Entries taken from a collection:
## BEGIN
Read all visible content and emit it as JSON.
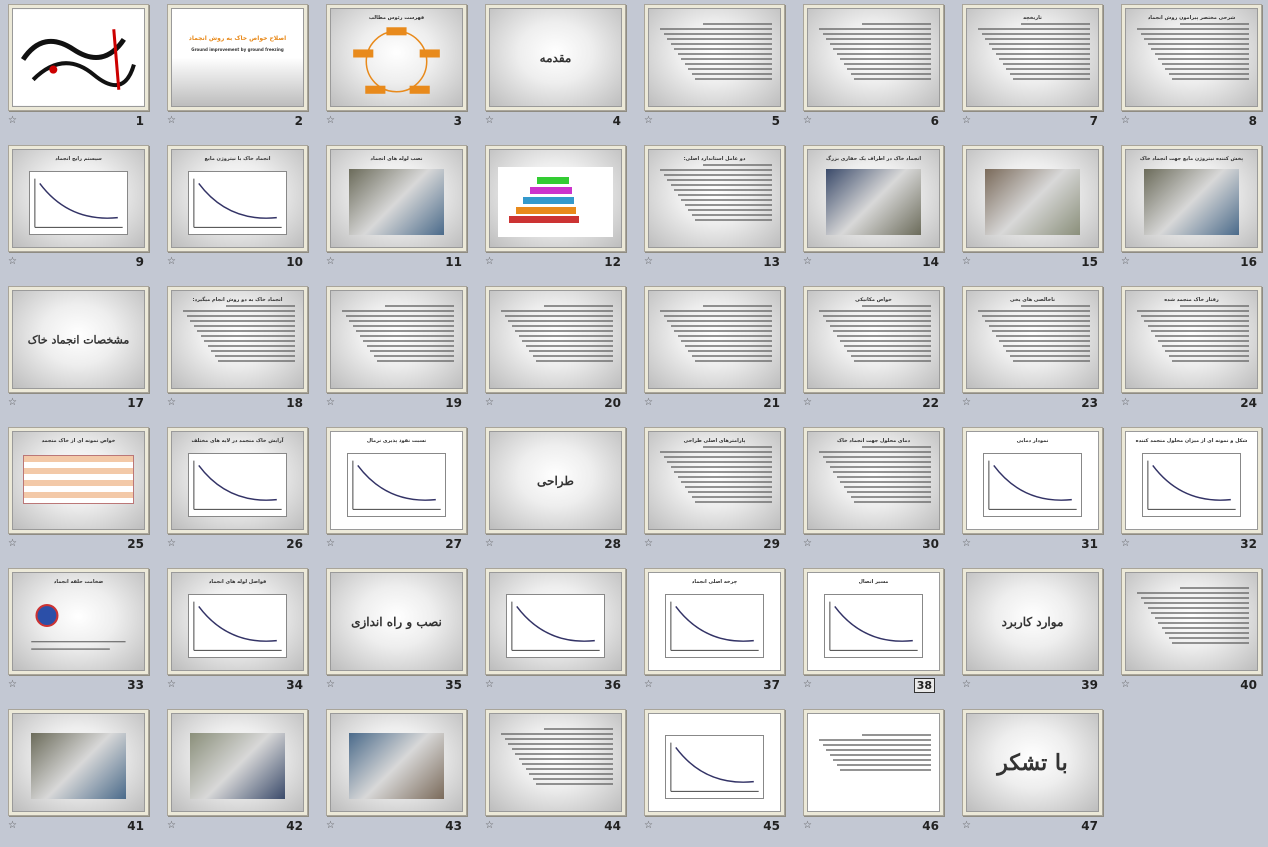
{
  "slides": [
    {
      "num": "1",
      "type": "logo",
      "title": ""
    },
    {
      "num": "2",
      "type": "title",
      "title": "اصلاح خواص خاک به روش انجماد",
      "subtitle": "Ground improvement by ground freezing"
    },
    {
      "num": "3",
      "type": "cycle",
      "title": "فهرست رئوس مطالب"
    },
    {
      "num": "4",
      "type": "heading",
      "title": "مقدمه"
    },
    {
      "num": "5",
      "type": "text",
      "title": ""
    },
    {
      "num": "6",
      "type": "text",
      "title": ""
    },
    {
      "num": "7",
      "type": "text",
      "title": "تاریخچه"
    },
    {
      "num": "8",
      "type": "text",
      "title": "شرحی مختصر پیرامون روش انجماد"
    },
    {
      "num": "9",
      "type": "diagram",
      "title": "سیستم رایج انجماد"
    },
    {
      "num": "10",
      "type": "diagram",
      "title": "انجماد خاک با نیتروژن مایع"
    },
    {
      "num": "11",
      "type": "photo",
      "title": "نصب لوله های انجماد"
    },
    {
      "num": "12",
      "type": "chart",
      "title": ""
    },
    {
      "num": "13",
      "type": "text",
      "title": "دو عامل استاندارد اصلی:"
    },
    {
      "num": "14",
      "type": "photo",
      "title": "انجماد خاک در اطراف یک حفاری بزرگ"
    },
    {
      "num": "15",
      "type": "photo",
      "title": ""
    },
    {
      "num": "16",
      "type": "photo",
      "title": "پخش کننده نیتروژن مایع جهت انجماد خاک"
    },
    {
      "num": "17",
      "type": "heading",
      "title": "مشخصات انجماد خاک"
    },
    {
      "num": "18",
      "type": "text",
      "title": "انجماد خاک به دو روش انجام میگیرد:"
    },
    {
      "num": "19",
      "type": "text",
      "title": ""
    },
    {
      "num": "20",
      "type": "text",
      "title": ""
    },
    {
      "num": "21",
      "type": "text",
      "title": ""
    },
    {
      "num": "22",
      "type": "text",
      "title": "خواص مکانیکی"
    },
    {
      "num": "23",
      "type": "text",
      "title": "ناخالصی های یخی"
    },
    {
      "num": "24",
      "type": "text",
      "title": "رفتار خاک منجمد شده"
    },
    {
      "num": "25",
      "type": "table",
      "title": "خواص نمونه ای از خاک منجمد"
    },
    {
      "num": "26",
      "type": "diagram",
      "title": "آرایش خاک منجمد در لایه های مختلف"
    },
    {
      "num": "27",
      "type": "graph",
      "title": "نسبت نفوذ پذیری نرمال"
    },
    {
      "num": "28",
      "type": "heading",
      "title": "طراحی"
    },
    {
      "num": "29",
      "type": "text",
      "title": "پارامترهای اصلی طراحی"
    },
    {
      "num": "30",
      "type": "text",
      "title": "دمای محلول جهت انجماد خاک"
    },
    {
      "num": "31",
      "type": "graph",
      "title": "نمودار دمایی"
    },
    {
      "num": "32",
      "type": "diagram",
      "title": "شکل و نمونه ای از میزان محلول منجمد کننده"
    },
    {
      "num": "33",
      "type": "formula",
      "title": "ضخامت حلقه انجماد"
    },
    {
      "num": "34",
      "type": "diagram",
      "title": "فواصل لوله های انجماد"
    },
    {
      "num": "35",
      "type": "heading",
      "title": "نصب و راه اندازی"
    },
    {
      "num": "36",
      "type": "diagram",
      "title": ""
    },
    {
      "num": "37",
      "type": "diagram",
      "title": "چرخه اصلی انجماد"
    },
    {
      "num": "38",
      "type": "diagram",
      "title": "مسیر اتصال"
    },
    {
      "num": "39",
      "type": "heading",
      "title": "موارد کاربرد"
    },
    {
      "num": "40",
      "type": "text",
      "title": ""
    },
    {
      "num": "41",
      "type": "photo",
      "title": ""
    },
    {
      "num": "42",
      "type": "photo",
      "title": ""
    },
    {
      "num": "43",
      "type": "photo",
      "title": ""
    },
    {
      "num": "44",
      "type": "text",
      "title": ""
    },
    {
      "num": "45",
      "type": "diagram",
      "title": ""
    },
    {
      "num": "46",
      "type": "refs",
      "title": ""
    },
    {
      "num": "47",
      "type": "heading",
      "title": "با تشکر"
    }
  ],
  "star_icon": "☆",
  "colors": {
    "background": "#c3c8d3",
    "frame": "#ece9d8",
    "accent": "#e88a1c"
  }
}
## END
### [AIM OF THE TASK]
Keep only those lines of the records that hold "منجمد", and return them.

### [SOLVED EXERCISE]
      "title": "رفتار خاک منجمد شده"
      "title": "خواص نمونه ای از خاک منجمد"
      "title": "آرایش خاک منجمد در لایه های مختلف"
      "title": "شکل و نمونه ای از میزان محلول منجمد کننده"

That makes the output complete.